Given instruction — Determine which lines of the records include the word "dnia", and copy them.

Dataset content —
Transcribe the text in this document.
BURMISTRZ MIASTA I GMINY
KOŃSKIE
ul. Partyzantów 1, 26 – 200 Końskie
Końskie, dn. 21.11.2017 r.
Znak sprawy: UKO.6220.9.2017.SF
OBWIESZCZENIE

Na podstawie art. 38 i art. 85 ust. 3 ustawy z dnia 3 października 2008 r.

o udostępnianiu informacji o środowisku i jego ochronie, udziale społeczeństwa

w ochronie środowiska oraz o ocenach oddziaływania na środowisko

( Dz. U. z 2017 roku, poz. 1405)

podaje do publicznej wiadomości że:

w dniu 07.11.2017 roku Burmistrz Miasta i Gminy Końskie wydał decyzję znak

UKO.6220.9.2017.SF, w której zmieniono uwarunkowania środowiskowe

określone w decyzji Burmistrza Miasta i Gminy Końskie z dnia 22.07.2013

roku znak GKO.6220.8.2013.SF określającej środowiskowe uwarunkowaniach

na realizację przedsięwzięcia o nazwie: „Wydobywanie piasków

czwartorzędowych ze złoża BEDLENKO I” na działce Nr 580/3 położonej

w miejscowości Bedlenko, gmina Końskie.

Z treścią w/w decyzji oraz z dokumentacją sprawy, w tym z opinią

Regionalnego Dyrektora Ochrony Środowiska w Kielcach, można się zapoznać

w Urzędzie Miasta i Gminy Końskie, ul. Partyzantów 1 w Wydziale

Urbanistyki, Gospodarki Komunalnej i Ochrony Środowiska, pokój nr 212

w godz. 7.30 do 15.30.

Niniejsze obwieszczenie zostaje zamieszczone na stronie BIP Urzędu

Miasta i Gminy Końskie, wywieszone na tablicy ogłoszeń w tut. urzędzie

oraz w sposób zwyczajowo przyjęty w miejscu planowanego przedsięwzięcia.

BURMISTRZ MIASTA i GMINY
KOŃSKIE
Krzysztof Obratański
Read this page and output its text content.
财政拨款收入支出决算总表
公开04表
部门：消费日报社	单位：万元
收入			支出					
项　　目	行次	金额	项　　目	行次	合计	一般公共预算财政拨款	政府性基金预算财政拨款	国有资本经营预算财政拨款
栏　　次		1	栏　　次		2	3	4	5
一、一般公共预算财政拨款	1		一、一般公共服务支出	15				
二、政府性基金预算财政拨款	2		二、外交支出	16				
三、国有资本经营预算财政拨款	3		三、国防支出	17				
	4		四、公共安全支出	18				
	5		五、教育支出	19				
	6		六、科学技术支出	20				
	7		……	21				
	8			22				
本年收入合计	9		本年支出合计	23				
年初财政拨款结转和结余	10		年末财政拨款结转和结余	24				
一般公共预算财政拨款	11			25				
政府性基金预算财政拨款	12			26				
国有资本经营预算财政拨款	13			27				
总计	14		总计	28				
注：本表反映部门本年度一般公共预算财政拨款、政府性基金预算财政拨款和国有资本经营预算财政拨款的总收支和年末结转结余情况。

The reply —
Na podstawie art. 38 i art. 85 ust. 3 ustawy z dnia 3 października 2008 r.
określone w decyzji Burmistrza Miasta i Gminy Końskie z dnia 22.07.2013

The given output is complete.